#### [Challenge]
Below are records; work out how many of their lines hold the string "Existem" and give that number alone.

#### [Exercise inputs]
* * * * *

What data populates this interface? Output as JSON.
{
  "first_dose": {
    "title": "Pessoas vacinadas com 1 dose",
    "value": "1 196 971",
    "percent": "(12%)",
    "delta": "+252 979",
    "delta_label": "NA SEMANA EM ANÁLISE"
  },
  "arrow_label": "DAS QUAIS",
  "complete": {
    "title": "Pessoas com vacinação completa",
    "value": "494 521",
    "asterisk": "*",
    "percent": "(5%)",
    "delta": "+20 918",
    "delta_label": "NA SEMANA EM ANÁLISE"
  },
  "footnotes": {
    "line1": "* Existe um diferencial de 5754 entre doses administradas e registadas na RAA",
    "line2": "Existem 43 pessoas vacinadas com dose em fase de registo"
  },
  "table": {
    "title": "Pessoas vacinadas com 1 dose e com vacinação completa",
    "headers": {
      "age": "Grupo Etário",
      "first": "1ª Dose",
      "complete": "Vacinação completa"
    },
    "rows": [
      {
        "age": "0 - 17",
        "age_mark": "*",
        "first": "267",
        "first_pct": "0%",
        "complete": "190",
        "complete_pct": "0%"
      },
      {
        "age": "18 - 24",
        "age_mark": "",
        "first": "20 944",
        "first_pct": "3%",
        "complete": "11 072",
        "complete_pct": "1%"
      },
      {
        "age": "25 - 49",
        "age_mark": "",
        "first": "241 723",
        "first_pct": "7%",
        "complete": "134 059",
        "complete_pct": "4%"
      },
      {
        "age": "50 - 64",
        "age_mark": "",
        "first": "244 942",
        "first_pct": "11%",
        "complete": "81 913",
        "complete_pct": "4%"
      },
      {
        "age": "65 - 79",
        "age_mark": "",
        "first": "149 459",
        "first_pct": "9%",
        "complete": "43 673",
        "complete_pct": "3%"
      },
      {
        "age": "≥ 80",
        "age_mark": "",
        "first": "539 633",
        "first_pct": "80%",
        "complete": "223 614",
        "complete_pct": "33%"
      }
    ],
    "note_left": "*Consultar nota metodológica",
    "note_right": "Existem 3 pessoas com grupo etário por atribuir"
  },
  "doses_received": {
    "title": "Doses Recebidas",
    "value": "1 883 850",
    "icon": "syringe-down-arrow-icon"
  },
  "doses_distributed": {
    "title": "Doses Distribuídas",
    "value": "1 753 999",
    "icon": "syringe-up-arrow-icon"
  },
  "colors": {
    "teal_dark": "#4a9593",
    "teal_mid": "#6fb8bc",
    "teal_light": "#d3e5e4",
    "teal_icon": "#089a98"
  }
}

* * * * *

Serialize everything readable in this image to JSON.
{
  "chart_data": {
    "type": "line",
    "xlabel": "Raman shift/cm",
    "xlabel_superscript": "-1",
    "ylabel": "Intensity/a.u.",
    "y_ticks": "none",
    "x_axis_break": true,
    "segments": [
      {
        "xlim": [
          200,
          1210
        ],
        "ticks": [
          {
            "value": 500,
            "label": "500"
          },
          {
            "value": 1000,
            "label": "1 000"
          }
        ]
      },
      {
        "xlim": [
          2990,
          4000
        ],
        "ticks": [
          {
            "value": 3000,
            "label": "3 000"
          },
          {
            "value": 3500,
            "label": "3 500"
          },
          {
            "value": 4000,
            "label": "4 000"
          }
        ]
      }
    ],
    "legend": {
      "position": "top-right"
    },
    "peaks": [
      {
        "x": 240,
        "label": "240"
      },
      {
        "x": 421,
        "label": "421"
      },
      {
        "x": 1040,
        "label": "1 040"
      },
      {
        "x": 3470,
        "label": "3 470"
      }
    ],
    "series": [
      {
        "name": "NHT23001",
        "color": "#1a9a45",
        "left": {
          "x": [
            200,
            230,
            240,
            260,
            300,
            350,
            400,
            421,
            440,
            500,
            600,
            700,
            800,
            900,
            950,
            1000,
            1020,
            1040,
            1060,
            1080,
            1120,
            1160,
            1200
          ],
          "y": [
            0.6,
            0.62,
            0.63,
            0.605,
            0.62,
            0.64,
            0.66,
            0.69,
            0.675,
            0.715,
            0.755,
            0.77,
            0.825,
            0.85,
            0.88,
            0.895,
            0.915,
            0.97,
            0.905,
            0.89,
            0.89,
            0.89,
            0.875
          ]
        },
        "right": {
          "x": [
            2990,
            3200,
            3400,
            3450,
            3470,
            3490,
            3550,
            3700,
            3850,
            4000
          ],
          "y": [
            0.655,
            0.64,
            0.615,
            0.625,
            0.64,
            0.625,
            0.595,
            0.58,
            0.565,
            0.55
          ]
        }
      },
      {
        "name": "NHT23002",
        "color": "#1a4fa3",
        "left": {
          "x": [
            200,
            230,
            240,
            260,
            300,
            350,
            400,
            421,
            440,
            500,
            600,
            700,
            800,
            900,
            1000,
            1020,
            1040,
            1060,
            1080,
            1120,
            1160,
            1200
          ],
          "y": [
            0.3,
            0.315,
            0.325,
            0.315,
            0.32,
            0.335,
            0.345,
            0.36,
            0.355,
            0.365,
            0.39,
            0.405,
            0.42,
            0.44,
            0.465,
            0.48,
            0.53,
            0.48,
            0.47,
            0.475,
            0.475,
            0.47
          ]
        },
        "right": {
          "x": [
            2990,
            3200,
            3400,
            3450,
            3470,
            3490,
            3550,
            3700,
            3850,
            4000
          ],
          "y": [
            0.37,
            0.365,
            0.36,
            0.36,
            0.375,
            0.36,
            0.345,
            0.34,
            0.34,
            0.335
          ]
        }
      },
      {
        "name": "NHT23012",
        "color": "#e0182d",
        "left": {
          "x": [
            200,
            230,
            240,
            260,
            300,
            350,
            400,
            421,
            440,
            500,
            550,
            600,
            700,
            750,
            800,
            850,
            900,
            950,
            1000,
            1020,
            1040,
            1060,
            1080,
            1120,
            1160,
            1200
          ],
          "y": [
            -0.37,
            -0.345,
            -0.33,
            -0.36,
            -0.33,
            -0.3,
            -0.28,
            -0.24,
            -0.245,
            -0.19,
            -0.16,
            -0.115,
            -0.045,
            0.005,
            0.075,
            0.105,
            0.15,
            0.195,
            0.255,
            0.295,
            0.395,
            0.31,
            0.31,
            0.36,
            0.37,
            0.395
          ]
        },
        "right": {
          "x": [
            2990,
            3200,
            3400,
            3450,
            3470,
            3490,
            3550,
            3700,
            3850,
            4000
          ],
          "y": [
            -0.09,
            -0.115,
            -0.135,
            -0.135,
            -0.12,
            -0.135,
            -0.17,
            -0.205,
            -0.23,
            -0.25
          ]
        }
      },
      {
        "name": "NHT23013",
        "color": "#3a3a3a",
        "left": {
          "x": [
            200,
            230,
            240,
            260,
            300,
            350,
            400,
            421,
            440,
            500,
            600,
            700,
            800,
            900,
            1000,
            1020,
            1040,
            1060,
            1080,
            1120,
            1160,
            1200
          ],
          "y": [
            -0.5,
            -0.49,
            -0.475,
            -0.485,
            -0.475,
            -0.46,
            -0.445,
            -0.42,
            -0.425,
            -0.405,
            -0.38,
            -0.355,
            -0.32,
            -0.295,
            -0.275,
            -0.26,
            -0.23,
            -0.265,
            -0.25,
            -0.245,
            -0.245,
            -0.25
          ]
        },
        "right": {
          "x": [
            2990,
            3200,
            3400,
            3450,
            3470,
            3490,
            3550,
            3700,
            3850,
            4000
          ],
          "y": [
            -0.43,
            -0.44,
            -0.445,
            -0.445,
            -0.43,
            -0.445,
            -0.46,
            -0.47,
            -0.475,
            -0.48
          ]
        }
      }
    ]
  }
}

* * * * *

#### [Exercise solution]
2